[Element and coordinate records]

--- Start ---

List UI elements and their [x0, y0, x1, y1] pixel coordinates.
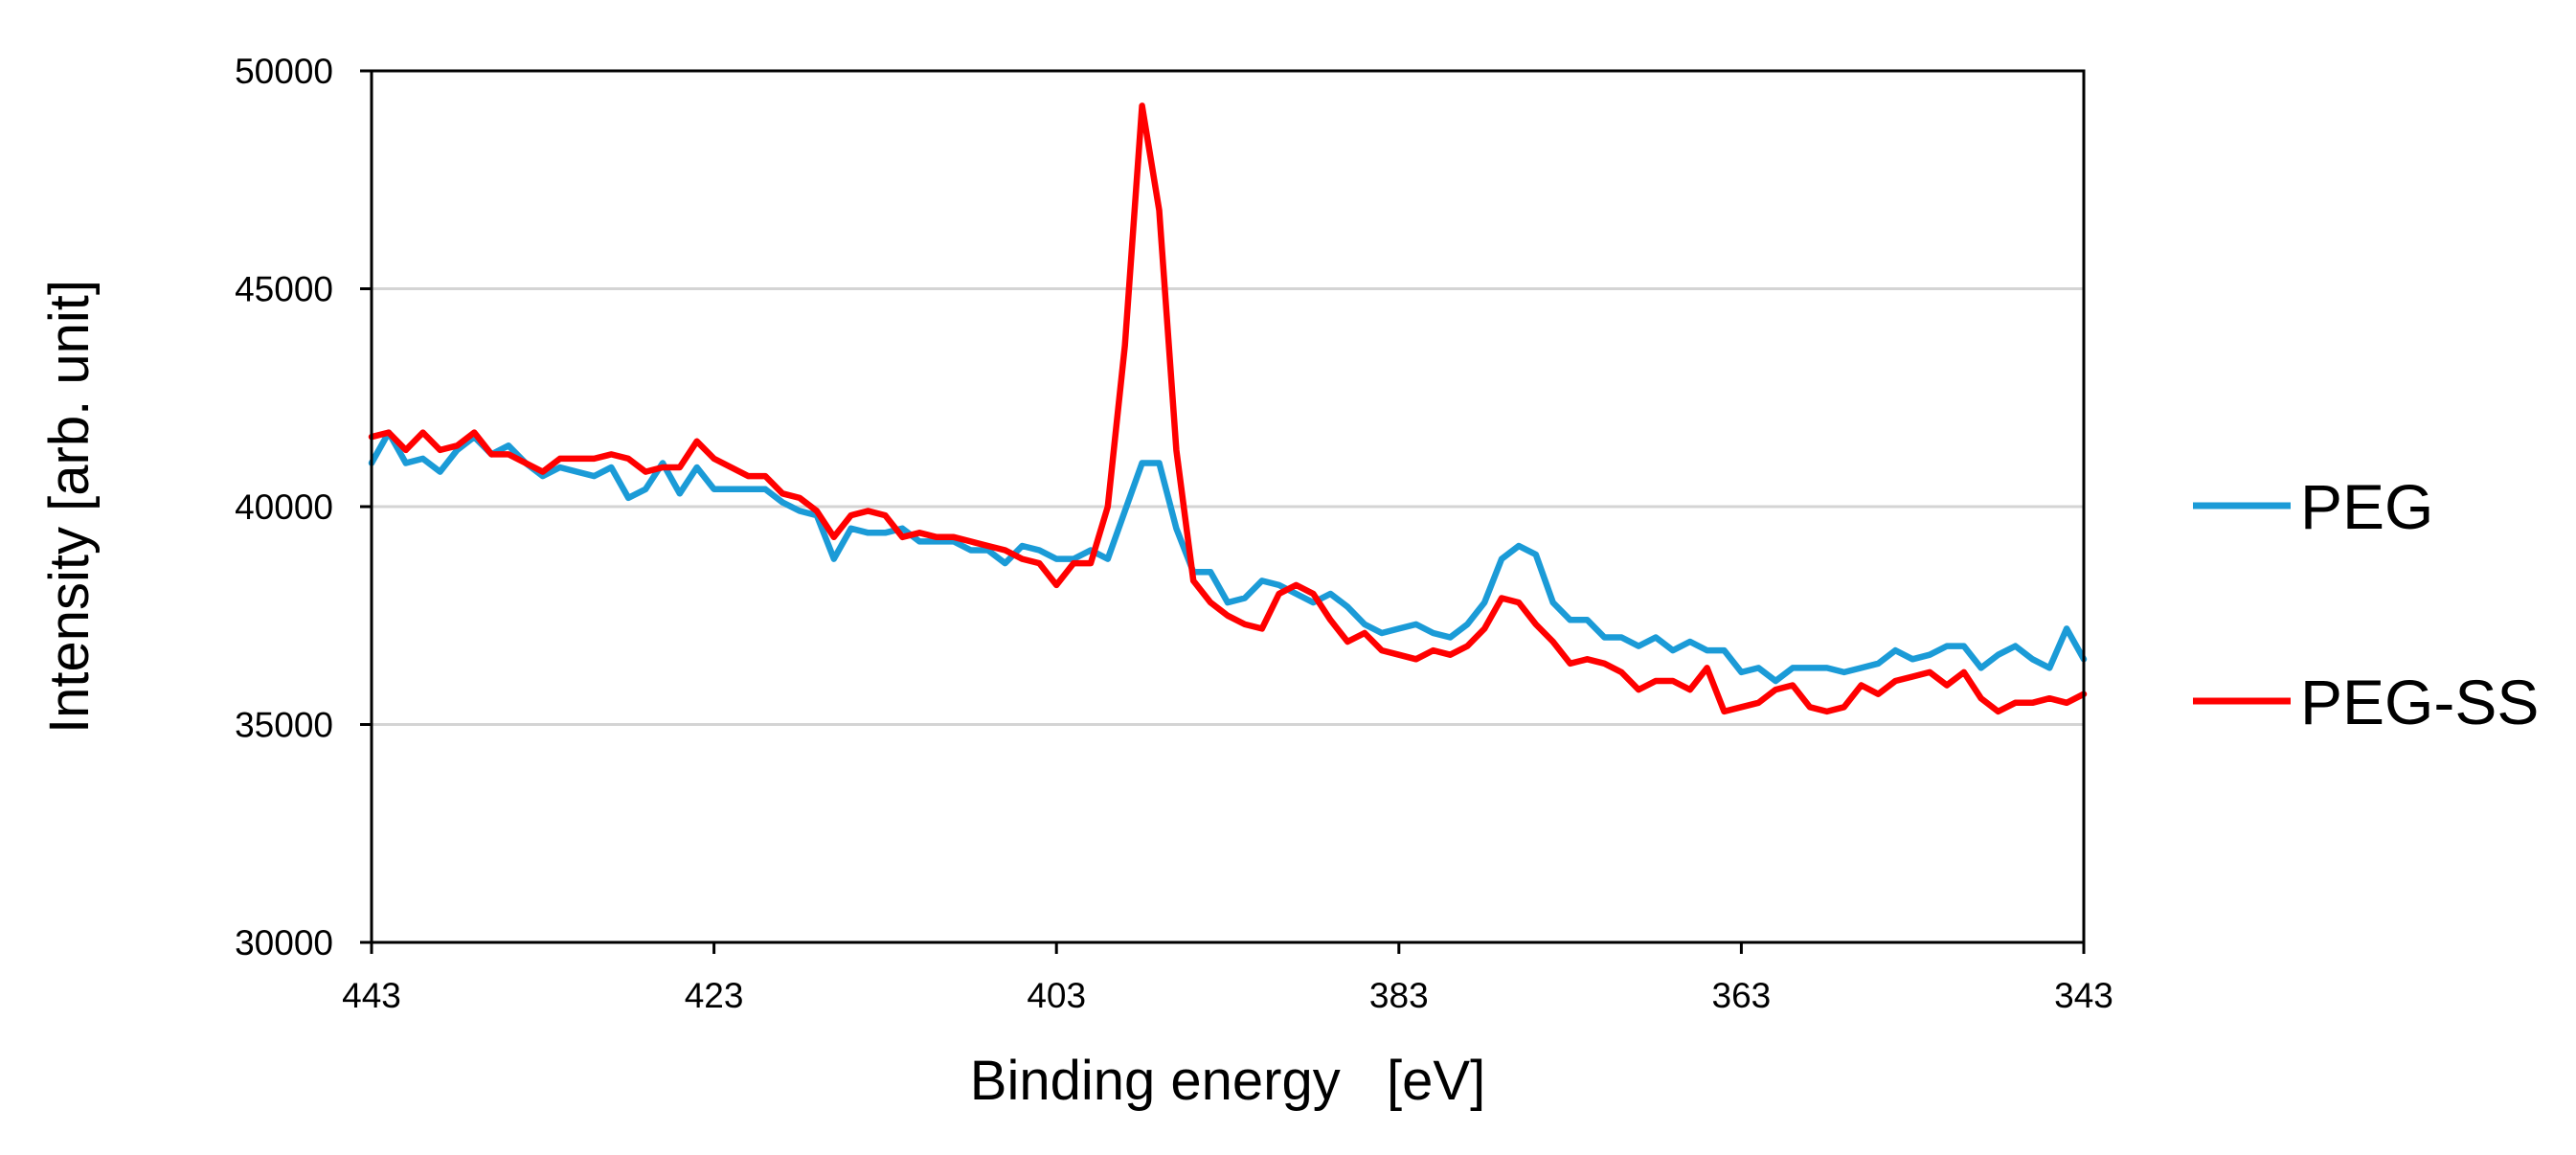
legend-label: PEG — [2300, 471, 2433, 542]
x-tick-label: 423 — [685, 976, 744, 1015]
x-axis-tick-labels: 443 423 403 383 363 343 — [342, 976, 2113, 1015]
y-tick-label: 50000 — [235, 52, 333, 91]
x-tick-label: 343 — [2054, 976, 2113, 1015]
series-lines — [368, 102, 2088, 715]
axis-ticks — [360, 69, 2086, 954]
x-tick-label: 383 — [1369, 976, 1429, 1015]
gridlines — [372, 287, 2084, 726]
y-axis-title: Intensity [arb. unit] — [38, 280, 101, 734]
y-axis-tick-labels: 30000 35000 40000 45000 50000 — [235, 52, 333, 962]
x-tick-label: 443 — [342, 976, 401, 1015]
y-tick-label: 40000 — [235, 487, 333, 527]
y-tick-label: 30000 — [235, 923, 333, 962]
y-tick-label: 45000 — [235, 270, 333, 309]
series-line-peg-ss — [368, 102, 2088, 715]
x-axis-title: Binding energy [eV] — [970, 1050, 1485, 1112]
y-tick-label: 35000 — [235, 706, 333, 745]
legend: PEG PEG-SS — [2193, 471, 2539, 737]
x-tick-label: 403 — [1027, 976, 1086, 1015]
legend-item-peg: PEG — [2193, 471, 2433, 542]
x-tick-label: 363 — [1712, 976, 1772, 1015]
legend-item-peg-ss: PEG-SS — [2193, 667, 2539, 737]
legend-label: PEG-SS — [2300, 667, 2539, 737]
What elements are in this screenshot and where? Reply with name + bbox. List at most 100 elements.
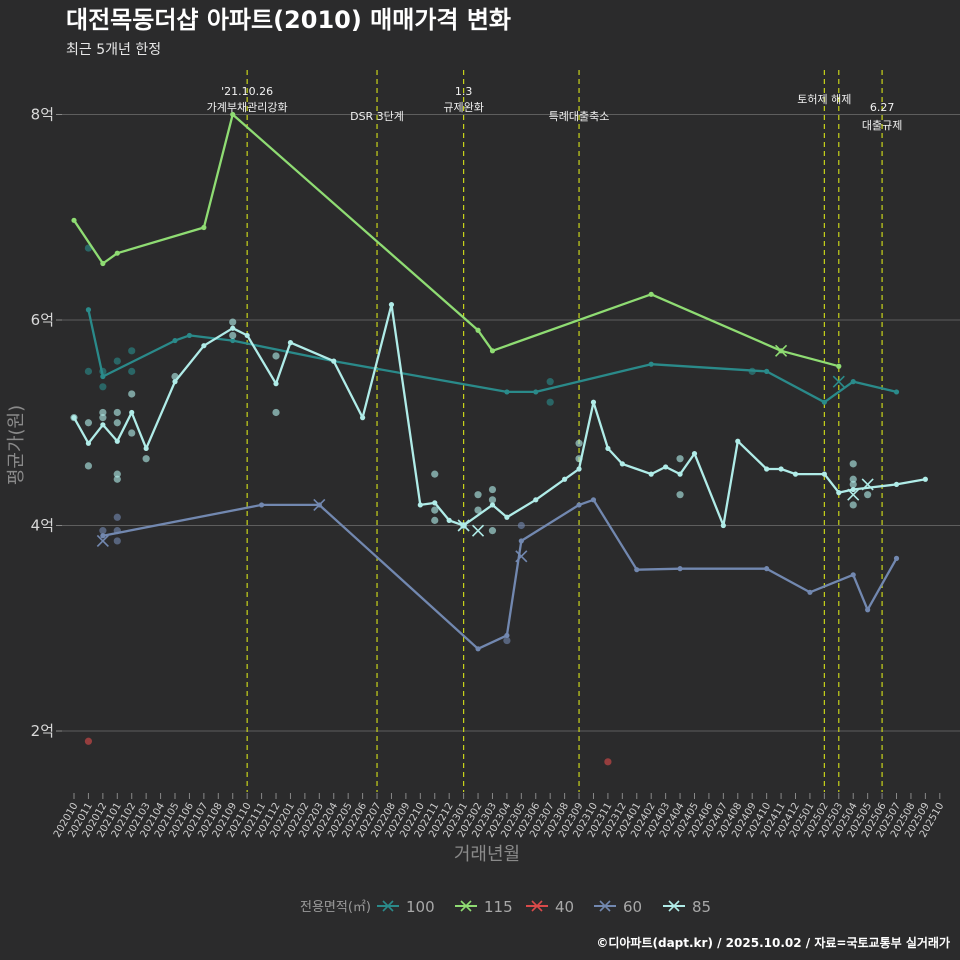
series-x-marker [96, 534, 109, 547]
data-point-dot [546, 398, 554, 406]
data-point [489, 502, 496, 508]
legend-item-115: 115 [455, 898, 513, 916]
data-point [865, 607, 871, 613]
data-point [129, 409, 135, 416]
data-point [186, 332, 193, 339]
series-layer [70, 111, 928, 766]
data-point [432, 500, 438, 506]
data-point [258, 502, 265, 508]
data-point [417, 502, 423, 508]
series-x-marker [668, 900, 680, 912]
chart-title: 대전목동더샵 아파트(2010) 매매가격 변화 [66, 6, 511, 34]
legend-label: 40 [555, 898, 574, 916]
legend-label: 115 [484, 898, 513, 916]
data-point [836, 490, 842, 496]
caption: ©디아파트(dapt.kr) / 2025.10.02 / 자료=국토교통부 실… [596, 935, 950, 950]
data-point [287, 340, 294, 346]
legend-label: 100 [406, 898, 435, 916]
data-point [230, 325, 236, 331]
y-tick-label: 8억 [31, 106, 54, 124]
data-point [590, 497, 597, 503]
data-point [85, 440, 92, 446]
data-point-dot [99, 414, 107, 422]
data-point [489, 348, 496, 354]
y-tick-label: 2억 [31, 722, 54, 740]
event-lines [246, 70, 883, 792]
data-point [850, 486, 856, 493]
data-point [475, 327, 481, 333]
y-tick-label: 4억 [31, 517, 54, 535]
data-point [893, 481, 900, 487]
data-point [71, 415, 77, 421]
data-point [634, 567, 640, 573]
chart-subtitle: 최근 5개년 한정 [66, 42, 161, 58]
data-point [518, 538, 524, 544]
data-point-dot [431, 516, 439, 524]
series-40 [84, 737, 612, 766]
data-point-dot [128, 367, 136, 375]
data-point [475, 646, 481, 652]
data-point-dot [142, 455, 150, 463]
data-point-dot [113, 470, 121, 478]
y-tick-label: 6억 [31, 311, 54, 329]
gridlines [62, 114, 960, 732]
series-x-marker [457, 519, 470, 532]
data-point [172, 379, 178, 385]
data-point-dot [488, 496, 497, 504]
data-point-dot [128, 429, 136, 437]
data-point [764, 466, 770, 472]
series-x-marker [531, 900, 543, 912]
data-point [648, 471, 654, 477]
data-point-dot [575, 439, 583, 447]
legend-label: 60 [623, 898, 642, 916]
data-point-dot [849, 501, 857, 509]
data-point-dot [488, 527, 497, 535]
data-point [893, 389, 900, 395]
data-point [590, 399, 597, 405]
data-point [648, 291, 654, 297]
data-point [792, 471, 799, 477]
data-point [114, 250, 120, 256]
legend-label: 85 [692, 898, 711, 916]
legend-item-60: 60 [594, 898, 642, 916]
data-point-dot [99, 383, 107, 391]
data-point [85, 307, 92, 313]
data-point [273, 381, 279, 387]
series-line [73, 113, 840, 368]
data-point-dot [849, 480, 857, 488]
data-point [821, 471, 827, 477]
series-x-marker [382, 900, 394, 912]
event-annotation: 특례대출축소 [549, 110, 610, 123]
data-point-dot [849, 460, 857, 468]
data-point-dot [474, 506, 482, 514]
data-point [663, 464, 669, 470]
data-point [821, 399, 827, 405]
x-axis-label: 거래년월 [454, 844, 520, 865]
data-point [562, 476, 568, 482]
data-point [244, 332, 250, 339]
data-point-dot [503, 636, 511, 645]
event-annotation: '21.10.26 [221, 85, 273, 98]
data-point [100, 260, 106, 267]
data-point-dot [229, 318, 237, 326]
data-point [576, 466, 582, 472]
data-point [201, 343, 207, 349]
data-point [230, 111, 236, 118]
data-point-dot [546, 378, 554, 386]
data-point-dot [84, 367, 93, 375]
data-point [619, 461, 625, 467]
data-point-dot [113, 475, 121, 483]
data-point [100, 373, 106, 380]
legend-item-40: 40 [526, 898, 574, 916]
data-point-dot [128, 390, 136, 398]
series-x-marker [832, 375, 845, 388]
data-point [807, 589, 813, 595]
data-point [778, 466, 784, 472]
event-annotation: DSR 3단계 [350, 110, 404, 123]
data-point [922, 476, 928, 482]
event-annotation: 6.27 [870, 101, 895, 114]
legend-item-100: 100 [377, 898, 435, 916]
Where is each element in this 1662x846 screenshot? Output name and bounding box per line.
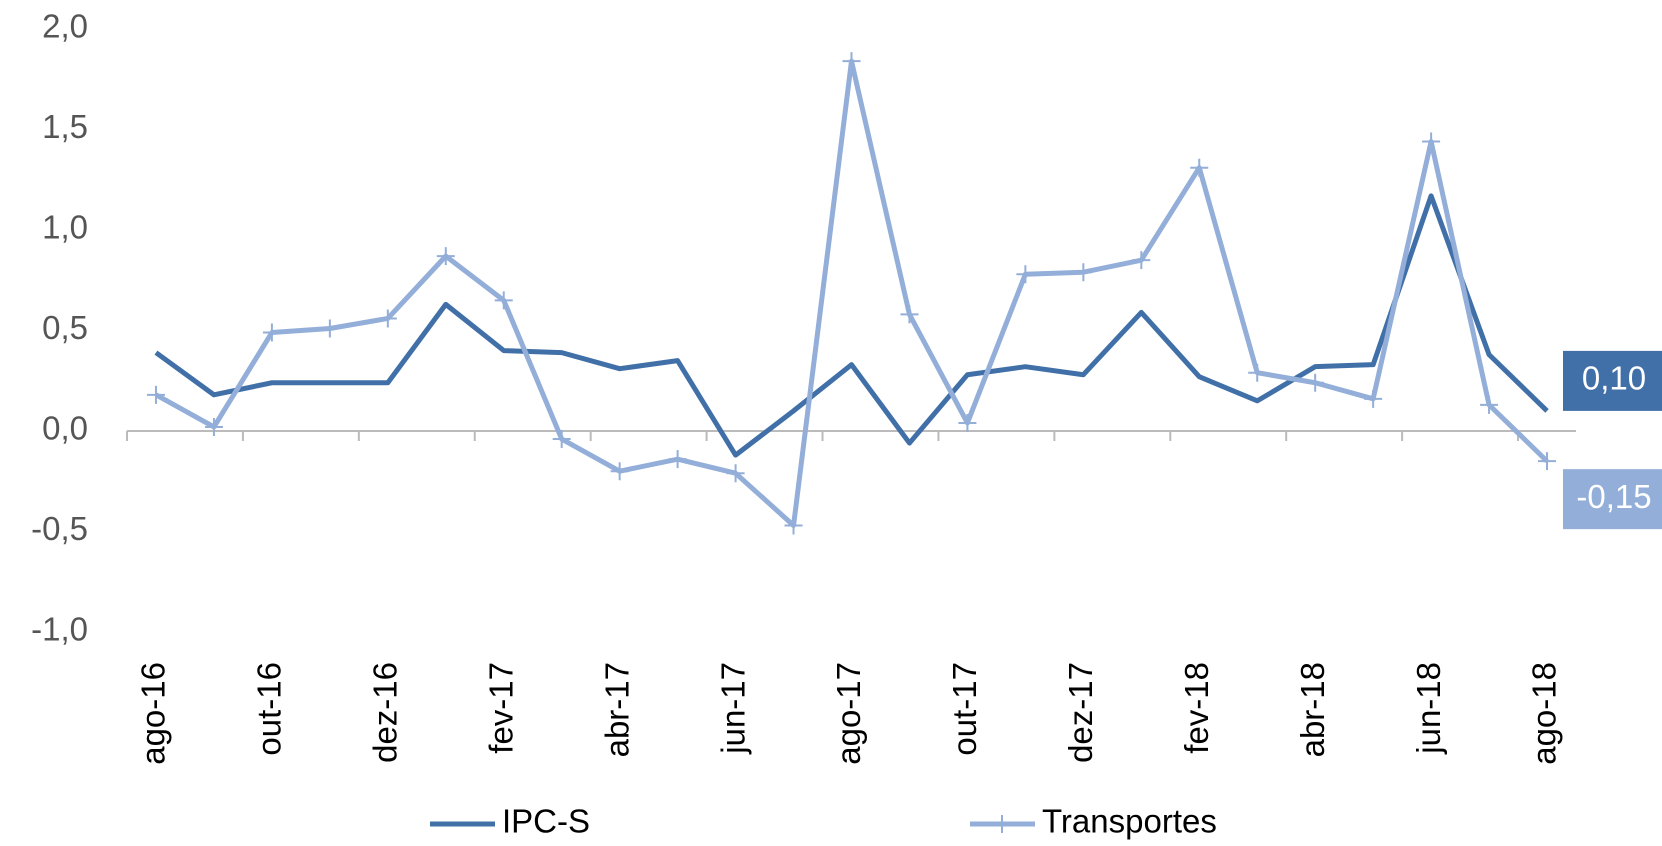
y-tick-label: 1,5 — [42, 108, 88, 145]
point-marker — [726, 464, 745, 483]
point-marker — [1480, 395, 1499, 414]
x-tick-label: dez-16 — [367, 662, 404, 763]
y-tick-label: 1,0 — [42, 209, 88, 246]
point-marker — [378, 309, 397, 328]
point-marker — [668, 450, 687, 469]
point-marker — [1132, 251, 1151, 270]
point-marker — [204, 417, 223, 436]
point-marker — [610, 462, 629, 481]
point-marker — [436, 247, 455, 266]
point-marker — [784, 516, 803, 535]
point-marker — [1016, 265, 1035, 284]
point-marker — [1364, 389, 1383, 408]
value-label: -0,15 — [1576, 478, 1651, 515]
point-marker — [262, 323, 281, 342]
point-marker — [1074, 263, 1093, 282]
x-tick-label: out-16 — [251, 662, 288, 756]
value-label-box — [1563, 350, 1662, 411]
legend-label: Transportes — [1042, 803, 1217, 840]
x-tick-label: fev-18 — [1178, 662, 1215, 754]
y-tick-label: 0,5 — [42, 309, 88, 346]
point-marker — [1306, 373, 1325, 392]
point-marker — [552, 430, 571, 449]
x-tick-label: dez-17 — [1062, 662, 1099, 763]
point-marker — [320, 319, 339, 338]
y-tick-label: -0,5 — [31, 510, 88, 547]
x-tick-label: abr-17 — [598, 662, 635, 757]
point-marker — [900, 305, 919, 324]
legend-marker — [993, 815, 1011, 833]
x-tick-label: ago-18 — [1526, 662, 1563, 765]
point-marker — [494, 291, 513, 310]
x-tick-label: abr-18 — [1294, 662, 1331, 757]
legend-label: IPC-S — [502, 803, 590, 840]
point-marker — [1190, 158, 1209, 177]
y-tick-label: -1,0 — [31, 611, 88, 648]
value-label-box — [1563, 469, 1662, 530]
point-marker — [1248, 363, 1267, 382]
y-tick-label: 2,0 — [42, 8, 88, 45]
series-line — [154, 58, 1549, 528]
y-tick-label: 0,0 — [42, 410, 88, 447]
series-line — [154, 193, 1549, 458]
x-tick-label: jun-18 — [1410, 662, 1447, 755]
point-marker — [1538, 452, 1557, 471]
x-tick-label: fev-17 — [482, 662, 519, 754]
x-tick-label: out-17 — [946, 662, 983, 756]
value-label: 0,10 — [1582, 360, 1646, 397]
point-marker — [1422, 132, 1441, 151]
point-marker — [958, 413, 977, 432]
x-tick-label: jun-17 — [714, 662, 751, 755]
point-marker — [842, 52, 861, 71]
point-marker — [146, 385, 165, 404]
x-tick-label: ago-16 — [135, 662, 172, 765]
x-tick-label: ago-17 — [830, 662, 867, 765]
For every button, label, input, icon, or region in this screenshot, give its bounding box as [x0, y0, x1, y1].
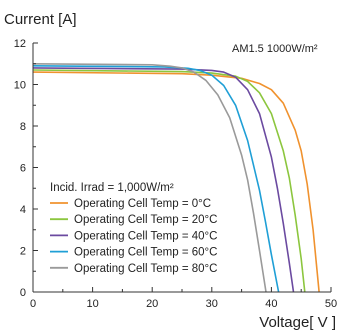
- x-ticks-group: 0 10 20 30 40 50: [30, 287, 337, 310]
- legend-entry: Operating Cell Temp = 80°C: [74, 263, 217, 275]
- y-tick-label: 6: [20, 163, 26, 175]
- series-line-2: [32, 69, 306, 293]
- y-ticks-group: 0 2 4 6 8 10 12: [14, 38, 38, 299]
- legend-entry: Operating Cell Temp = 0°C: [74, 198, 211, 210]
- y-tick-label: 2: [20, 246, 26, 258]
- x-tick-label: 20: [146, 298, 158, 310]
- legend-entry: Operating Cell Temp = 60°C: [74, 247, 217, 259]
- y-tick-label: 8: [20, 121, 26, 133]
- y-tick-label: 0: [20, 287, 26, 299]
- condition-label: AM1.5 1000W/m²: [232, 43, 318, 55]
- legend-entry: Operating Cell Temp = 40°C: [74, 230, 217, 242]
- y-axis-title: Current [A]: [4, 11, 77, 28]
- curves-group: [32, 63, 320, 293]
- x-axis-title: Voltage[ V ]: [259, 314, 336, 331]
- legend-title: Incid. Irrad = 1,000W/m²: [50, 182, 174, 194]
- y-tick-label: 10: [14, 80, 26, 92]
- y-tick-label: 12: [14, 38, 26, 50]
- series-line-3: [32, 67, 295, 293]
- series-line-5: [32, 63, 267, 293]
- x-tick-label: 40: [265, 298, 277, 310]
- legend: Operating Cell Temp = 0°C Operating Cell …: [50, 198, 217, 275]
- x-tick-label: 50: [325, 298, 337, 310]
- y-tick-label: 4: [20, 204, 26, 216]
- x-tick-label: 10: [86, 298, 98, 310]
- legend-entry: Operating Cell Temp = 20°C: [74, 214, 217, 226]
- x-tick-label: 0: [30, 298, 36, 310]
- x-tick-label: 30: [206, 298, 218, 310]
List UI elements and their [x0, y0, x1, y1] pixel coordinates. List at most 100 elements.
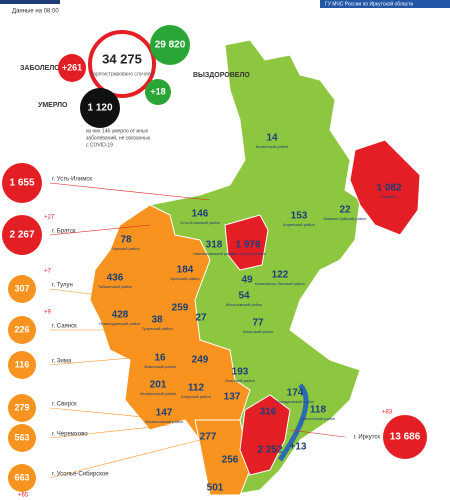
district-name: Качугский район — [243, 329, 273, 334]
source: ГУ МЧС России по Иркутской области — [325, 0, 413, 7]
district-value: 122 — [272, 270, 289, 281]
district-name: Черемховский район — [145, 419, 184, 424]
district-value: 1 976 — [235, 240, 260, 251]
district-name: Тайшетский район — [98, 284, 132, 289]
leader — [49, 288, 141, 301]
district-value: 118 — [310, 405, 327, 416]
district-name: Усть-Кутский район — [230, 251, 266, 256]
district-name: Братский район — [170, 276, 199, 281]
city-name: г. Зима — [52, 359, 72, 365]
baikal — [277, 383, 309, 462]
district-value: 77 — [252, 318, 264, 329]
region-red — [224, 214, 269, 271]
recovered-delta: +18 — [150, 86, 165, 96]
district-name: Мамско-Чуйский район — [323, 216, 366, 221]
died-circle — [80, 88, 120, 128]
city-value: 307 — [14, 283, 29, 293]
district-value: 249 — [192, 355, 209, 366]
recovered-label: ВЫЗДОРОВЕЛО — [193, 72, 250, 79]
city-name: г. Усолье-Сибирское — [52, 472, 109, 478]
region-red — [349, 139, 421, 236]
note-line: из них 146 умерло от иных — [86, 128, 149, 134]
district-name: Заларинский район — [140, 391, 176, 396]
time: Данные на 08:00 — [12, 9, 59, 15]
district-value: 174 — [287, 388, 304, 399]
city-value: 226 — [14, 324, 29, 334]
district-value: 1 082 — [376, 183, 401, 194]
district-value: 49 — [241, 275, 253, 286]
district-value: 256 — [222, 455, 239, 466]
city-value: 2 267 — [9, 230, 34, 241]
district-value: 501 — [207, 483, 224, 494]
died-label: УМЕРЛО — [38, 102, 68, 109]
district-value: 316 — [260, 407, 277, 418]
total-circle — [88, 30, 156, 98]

--- End ---

◆ EXERCISE GOAL ◆
Copy the material line for line, keeping every character unchanged, for the stretch from the line containing "legend-label: PEG — [2300, 471, 2433, 542]" through the line containing "legend-item-peg-ss: PEG-SS —".

◆ SOLUTION ◆
legend-label: PEG — [2300, 471, 2433, 542]
x-tick-label: 423 — [685, 976, 744, 1015]
x-axis-tick-labels: 443 423 403 383 363 343 — [342, 976, 2113, 1015]
y-tick-label: 50000 — [235, 52, 333, 91]
x-tick-label: 343 — [2054, 976, 2113, 1015]
series-lines — [368, 102, 2088, 715]
axis-ticks — [360, 69, 2086, 954]
x-tick-label: 383 — [1369, 976, 1429, 1015]
gridlines — [372, 287, 2084, 726]
y-axis-title: Intensity [arb. unit] — [38, 280, 101, 734]
y-axis-tick-labels: 30000 35000 40000 45000 50000 — [235, 52, 333, 962]
x-tick-label: 443 — [342, 976, 401, 1015]
y-tick-label: 40000 — [235, 487, 333, 527]
y-tick-label: 30000 — [235, 923, 333, 962]
y-tick-label: 45000 — [235, 270, 333, 309]
series-line-peg-ss — [368, 102, 2088, 715]
x-axis-title: Binding energy [eV] — [970, 1050, 1485, 1112]
y-tick-label: 35000 — [235, 706, 333, 745]
legend: PEG PEG-SS — [2193, 471, 2539, 737]
x-tick-label: 403 — [1027, 976, 1086, 1015]
legend-item-peg: PEG — [2193, 471, 2433, 542]
x-tick-label: 363 — [1712, 976, 1772, 1015]
legend-item-peg-ss: PEG-SS — [2193, 667, 2539, 737]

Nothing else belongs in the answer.